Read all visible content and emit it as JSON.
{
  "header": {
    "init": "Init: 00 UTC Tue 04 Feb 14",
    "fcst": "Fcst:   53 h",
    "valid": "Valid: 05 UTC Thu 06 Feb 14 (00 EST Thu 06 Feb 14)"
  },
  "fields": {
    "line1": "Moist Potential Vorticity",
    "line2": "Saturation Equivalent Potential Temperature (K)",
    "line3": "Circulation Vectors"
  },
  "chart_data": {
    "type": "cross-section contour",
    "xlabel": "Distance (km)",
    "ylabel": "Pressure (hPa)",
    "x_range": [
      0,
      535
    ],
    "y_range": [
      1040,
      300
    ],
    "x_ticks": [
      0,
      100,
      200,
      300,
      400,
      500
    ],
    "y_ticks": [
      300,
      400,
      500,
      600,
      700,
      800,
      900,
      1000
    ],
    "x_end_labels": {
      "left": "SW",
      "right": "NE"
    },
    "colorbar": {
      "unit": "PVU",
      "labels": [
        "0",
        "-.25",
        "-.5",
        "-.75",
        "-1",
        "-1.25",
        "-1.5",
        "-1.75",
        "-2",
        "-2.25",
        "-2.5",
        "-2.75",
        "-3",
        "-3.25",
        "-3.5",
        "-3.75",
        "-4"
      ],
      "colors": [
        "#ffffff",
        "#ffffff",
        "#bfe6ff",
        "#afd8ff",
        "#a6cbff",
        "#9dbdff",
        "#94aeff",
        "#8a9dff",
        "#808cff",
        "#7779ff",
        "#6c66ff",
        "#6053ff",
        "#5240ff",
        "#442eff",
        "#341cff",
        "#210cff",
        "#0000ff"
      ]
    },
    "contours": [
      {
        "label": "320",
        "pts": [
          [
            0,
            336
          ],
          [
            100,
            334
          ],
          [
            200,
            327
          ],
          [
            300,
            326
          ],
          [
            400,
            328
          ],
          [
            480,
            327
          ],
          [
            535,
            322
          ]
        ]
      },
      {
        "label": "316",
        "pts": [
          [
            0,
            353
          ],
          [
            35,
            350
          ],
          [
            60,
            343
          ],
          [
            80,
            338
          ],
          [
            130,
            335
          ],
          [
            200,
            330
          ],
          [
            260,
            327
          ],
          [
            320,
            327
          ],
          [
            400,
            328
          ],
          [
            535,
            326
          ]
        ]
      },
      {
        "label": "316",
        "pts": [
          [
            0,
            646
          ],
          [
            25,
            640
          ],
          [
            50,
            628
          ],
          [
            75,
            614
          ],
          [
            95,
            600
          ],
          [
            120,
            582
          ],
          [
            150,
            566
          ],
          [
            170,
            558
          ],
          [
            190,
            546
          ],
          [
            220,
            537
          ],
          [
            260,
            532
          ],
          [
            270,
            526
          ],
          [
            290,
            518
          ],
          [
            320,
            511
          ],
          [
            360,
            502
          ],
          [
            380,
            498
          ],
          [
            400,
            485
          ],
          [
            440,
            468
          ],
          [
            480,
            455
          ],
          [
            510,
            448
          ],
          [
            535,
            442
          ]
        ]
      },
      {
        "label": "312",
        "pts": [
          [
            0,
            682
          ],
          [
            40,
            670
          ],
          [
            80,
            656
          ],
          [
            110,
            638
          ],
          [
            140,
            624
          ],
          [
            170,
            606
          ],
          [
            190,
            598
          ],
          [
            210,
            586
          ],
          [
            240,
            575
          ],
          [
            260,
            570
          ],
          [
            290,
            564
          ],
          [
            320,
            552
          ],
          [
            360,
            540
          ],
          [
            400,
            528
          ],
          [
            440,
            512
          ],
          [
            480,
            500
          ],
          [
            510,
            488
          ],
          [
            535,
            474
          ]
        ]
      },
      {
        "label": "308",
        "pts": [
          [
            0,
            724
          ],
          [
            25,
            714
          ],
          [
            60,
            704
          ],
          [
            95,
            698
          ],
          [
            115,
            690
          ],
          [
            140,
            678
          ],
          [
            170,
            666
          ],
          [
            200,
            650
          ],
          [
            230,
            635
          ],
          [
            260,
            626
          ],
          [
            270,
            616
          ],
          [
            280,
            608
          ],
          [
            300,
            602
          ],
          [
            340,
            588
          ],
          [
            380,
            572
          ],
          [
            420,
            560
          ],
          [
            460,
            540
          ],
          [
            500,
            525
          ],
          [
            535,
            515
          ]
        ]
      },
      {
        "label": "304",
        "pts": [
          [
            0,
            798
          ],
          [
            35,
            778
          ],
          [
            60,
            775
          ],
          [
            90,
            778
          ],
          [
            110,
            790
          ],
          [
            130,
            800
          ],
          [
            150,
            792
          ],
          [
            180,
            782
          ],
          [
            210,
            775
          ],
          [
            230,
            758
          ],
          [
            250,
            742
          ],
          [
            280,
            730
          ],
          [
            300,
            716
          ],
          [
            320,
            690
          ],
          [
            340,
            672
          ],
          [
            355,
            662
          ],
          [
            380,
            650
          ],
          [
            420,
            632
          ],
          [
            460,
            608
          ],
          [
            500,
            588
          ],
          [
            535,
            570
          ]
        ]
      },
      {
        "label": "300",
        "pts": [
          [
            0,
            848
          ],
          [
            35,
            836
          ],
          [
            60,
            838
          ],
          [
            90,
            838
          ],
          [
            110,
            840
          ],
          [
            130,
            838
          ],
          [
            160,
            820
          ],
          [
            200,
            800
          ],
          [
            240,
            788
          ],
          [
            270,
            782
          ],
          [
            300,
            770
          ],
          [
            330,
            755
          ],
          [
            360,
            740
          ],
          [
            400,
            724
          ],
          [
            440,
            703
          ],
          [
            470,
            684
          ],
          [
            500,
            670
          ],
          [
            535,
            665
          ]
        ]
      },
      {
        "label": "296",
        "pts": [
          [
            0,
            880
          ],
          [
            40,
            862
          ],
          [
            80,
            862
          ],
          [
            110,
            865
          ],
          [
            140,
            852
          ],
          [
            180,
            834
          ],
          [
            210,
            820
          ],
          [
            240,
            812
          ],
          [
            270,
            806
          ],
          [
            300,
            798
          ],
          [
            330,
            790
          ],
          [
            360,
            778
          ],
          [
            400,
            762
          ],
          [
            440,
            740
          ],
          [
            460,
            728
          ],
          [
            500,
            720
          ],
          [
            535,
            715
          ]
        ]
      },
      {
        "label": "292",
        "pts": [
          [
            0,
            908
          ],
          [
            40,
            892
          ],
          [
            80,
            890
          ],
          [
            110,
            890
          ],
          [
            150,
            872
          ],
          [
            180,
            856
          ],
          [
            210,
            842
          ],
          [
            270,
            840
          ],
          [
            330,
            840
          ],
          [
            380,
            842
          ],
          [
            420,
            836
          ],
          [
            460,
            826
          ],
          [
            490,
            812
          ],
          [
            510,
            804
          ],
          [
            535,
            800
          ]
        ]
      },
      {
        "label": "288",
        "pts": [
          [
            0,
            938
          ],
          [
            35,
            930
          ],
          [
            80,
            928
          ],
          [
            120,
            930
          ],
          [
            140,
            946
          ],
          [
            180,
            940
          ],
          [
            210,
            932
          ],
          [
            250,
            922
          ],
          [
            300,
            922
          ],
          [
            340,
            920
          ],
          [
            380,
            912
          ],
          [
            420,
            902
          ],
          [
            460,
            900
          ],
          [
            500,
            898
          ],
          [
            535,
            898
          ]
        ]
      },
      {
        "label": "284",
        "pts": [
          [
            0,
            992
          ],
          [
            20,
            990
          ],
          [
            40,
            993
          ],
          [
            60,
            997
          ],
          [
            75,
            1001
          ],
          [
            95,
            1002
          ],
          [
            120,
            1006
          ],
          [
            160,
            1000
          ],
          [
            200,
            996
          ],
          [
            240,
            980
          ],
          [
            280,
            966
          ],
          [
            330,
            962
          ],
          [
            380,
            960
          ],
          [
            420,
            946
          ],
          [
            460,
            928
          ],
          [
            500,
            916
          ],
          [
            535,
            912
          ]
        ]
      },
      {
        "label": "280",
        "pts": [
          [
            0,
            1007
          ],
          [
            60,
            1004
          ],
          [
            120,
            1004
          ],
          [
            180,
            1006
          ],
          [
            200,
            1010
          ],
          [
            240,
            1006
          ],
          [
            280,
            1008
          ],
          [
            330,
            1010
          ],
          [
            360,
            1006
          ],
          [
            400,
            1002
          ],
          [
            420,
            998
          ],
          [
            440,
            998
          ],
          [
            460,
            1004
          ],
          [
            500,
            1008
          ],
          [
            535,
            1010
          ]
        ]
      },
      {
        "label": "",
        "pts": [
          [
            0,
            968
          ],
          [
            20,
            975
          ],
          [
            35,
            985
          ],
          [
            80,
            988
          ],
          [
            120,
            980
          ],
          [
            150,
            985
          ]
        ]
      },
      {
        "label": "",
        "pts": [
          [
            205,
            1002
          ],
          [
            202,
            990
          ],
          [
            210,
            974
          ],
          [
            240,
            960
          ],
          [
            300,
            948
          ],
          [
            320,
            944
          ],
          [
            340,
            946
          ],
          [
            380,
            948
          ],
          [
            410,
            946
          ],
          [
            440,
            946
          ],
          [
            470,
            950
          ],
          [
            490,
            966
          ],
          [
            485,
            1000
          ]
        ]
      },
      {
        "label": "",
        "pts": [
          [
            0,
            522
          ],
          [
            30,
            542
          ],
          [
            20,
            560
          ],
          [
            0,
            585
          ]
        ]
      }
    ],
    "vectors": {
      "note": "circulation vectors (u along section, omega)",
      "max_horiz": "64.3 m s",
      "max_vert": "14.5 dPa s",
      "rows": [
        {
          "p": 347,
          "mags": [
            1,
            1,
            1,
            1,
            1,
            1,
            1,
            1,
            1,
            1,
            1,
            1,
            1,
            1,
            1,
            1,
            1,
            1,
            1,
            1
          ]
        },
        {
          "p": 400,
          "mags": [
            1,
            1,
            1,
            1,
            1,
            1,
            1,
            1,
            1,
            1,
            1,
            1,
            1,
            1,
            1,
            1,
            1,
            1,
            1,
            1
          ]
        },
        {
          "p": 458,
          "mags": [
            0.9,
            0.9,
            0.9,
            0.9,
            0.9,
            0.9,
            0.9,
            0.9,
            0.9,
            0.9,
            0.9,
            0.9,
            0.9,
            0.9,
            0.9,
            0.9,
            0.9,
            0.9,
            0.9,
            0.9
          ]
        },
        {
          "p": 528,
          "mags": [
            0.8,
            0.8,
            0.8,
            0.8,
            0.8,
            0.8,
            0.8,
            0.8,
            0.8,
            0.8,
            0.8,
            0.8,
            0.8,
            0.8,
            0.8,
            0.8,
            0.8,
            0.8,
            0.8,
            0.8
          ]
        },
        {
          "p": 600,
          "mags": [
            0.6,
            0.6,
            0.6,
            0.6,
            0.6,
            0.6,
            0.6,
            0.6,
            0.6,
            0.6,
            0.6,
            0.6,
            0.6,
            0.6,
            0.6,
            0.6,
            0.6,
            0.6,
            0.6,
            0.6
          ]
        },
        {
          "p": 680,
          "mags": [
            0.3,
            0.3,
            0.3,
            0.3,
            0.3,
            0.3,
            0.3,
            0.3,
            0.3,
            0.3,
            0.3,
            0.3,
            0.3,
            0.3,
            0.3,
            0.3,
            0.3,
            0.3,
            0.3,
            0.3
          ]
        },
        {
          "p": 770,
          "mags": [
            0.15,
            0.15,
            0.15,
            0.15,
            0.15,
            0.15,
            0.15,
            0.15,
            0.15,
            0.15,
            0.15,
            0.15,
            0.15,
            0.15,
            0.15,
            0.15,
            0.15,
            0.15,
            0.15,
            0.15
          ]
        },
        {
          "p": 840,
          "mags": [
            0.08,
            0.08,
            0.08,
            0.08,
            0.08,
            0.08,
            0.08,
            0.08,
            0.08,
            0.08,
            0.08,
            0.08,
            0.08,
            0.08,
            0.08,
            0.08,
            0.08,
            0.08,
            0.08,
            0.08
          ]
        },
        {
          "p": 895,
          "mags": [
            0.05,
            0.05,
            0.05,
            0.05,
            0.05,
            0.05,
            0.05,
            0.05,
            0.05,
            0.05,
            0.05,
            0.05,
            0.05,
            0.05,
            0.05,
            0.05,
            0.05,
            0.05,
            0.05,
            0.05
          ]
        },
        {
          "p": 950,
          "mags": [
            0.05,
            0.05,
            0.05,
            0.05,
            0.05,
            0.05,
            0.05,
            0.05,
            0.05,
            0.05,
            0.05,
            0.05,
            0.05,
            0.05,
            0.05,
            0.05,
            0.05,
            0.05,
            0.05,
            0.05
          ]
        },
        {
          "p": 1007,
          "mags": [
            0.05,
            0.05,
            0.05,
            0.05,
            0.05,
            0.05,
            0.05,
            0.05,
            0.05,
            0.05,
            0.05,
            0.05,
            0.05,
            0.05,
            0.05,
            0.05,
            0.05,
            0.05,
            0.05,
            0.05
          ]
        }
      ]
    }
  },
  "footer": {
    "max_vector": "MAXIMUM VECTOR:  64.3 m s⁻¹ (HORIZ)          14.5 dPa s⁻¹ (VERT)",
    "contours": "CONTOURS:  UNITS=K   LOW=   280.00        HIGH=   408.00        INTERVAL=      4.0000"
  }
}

--

> [Task description] Copy each line of the records containing the string "Potential".

> [Exercise solution]
    "line1": "Moist Potential Vorticity",
    "line2": "Saturation Equivalent Potential Temperature (K)",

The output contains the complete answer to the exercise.